==== Page excerpt ====

It got a lot of admirers but no purchasers (the price wasn't nearly as high as it should have been based on how long it took me to stitch)..... until my stepfather bought it for my Mom.  Yay, John!  Then he commissioned me to make earrings.  No double spiral there, but I was a bit anxious until I found crystal rivolis to match the pendant!

Once you're comfortable with making a spiral rope, you can add different things to give the rope more dimension.  The above instructions are from my "Divine Vine" design.  After establishing the rope I start adding leaves, flowers, and glass disks.

If you'd like the full instructions, they're available on my Etsy shop:  PDF tutorial (start working today!), or kit and printed tutorial (everything you need to create a bracelet very similar to the one pictured - the glass disks may be a bit different).

My "Falling Leaves" design (it's not on Etsy yet - let me know if you're interested, and I'll put it up right away) uses spiral strands of seed beads interspersed with ones with leaves:

So, are you ready to spiral?  I am!  Lunch first, then I'll "get to work and make stuff" as Kat said.  When I was going through my reorganization I found a bag of shell flowers with holes in the middle.  I can't wait to see how they look on a spiral rope, "Divine Vine" style!


  1. Oooooo! I love 'em all! You've done well, my productive friend! Keep the blog posts with all the fun photos coming! Very inspiring! (OK, you can rest a bit now.....)

  2. Love your blog - looks great. Instructions are beautiful and clear.

==== Material supplied ====

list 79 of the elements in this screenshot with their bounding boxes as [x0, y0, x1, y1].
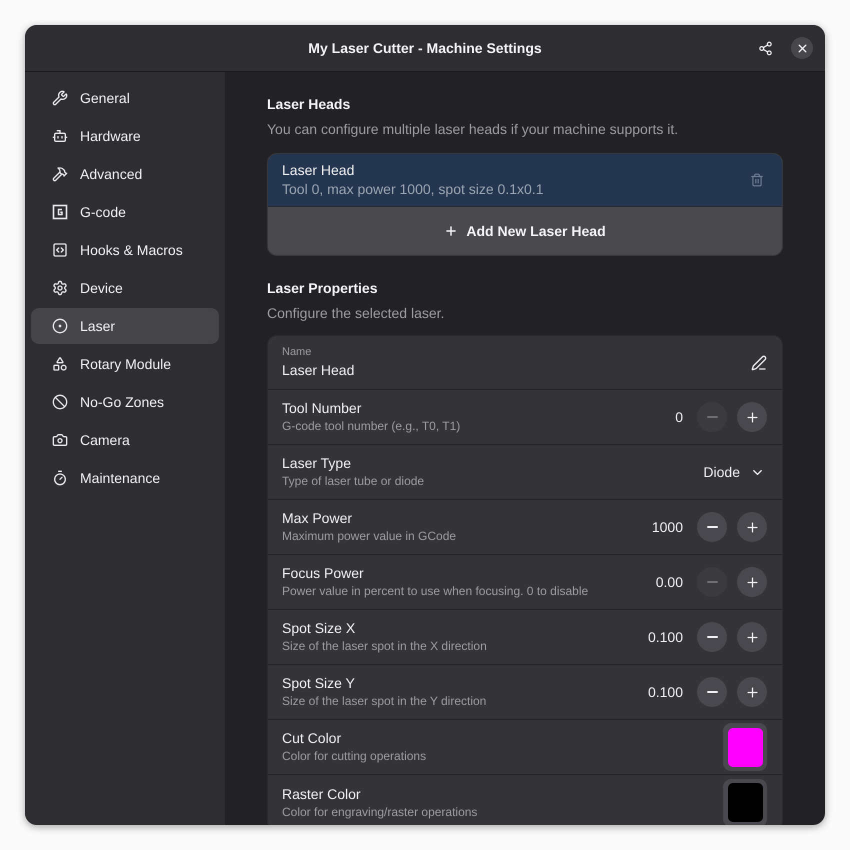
plus-icon	[744, 630, 760, 644]
decrement-button[interactable]	[697, 622, 727, 652]
increment-button[interactable]	[737, 677, 767, 707]
code-icon	[52, 242, 68, 258]
edit-icon[interactable]	[751, 354, 767, 370]
plus-icon	[444, 224, 458, 238]
sidebar-item[interactable]: Laser	[31, 308, 219, 344]
setting-description: Size of the laser spot in the Y direction	[282, 693, 486, 710]
increment-button[interactable]	[737, 512, 767, 542]
shapes-icon	[52, 356, 68, 372]
sidebar-item[interactable]: Hooks & Macros	[31, 232, 219, 268]
laser-head-summary: Tool 0, max power 1000, spot size 0.1x0.1	[282, 180, 544, 199]
robot-icon	[52, 128, 68, 144]
setting-description: G-code tool number (e.g., T0, T1)	[282, 418, 460, 435]
decrement-button[interactable]	[697, 677, 727, 707]
setting-label: Cut Color	[282, 729, 342, 748]
minus-icon	[706, 636, 718, 638]
stopwatch-icon	[52, 470, 68, 486]
laser-type-dropdown[interactable]: Diode	[703, 462, 767, 482]
section-title: Laser Heads	[267, 95, 352, 114]
setting-description: Maximum power value in GCode	[282, 528, 456, 545]
minus-icon	[706, 526, 718, 528]
section-description: You can configure multiple laser heads if your machine supports it.	[267, 120, 680, 139]
sidebar-item[interactable]: Device	[31, 270, 219, 306]
setting-label: Focus Power	[282, 564, 365, 583]
plus-icon	[744, 410, 760, 424]
sidebar-item[interactable]: Maintenance	[31, 460, 219, 496]
setting-label: Spot Size Y	[282, 674, 356, 693]
sidebar-item[interactable]: G-code	[31, 194, 219, 230]
minus-icon	[706, 581, 718, 583]
setting-label: Tool Number	[282, 399, 362, 418]
wrench-icon	[52, 90, 68, 106]
sidebar-item[interactable]: Camera	[31, 422, 219, 458]
setting-label: Raster Color	[282, 784, 362, 804]
plus-icon	[744, 574, 760, 590]
setting-label: Laser Type	[282, 454, 352, 473]
add-laser-head-button[interactable]: Add New Laser Head	[268, 207, 782, 255]
decrement-button[interactable]	[697, 512, 727, 542]
minus-icon	[706, 416, 718, 418]
spin-value[interactable]: 0.00	[656, 572, 683, 592]
sidebar-item[interactable]: Hardware	[31, 118, 219, 154]
increment-button[interactable]	[737, 622, 767, 652]
name-field[interactable]: Laser Head	[282, 360, 354, 380]
laser-head-name: Laser Head	[282, 161, 356, 180]
setting-description: Size of the laser spot in the X direction	[282, 638, 487, 655]
letter-g-icon	[52, 204, 68, 220]
target-icon	[52, 318, 68, 334]
share-icon[interactable]	[758, 40, 773, 56]
sidebar-item[interactable]: General	[31, 80, 219, 116]
sidebar-item[interactable]: Rotary Module	[31, 346, 219, 382]
spin-value[interactable]: 0.100	[648, 626, 683, 648]
camera-icon	[52, 432, 68, 448]
plus-icon	[744, 520, 760, 534]
close-button[interactable]	[791, 37, 813, 59]
setting-description: Color for cutting operations	[282, 748, 426, 765]
spin-value[interactable]: 1000	[652, 516, 683, 538]
trash-icon[interactable]	[750, 173, 764, 187]
sidebar-item[interactable]: Advanced	[31, 156, 219, 192]
hammer-icon	[52, 166, 68, 182]
setting-description: Type of laser tube or diode	[282, 473, 424, 490]
plus-icon	[744, 684, 760, 700]
section-title: Laser Properties	[267, 279, 378, 298]
setting-description: Color for engraving/raster operations	[282, 804, 478, 820]
setting-label: Spot Size X	[282, 619, 356, 638]
increment-button[interactable]	[737, 402, 767, 432]
gear-icon	[52, 280, 68, 296]
prohibited-icon	[52, 394, 68, 410]
sidebar-item[interactable]: No-Go Zones	[31, 384, 219, 420]
section-description: Configure the selected laser.	[267, 304, 446, 323]
setting-description: Power value in percent to use when focusing. 0 to disable	[282, 583, 588, 600]
close-icon	[796, 42, 808, 54]
field-label: Name	[282, 345, 312, 360]
increment-button[interactable]	[737, 567, 767, 597]
minus-icon	[706, 691, 718, 693]
setting-label: Max Power	[282, 509, 354, 528]
spin-value[interactable]: 0	[675, 406, 683, 428]
spin-value[interactable]: 0.100	[648, 682, 683, 702]
window-title: My Laser Cutter - Machine Settings	[308, 38, 542, 58]
laser-head-item[interactable]: Laser Head Tool 0, max power 1000, spot size 0.1x0.1	[268, 154, 782, 207]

====

# Stated goal
Rewrite the stretch of the beading post from "Once you're comfortable" through "a bit different).", putting "crystal beads" wherever "glass disks" appears.

# Answer for this exercise
Once you're comfortable with making a spiral rope, you can add different things to give the rope more dimension.  The above instructions are from my "Divine Vine" design.  After establishing the rope I start adding leaves, flowers, and crystal beads.

If you'd like the full instructions, they're available on my Etsy shop:  PDF tutorial (start working today!), or kit and printed tutorial (everything you need to create a bracelet very similar to the one pictured - the crystal beads may be a bit different).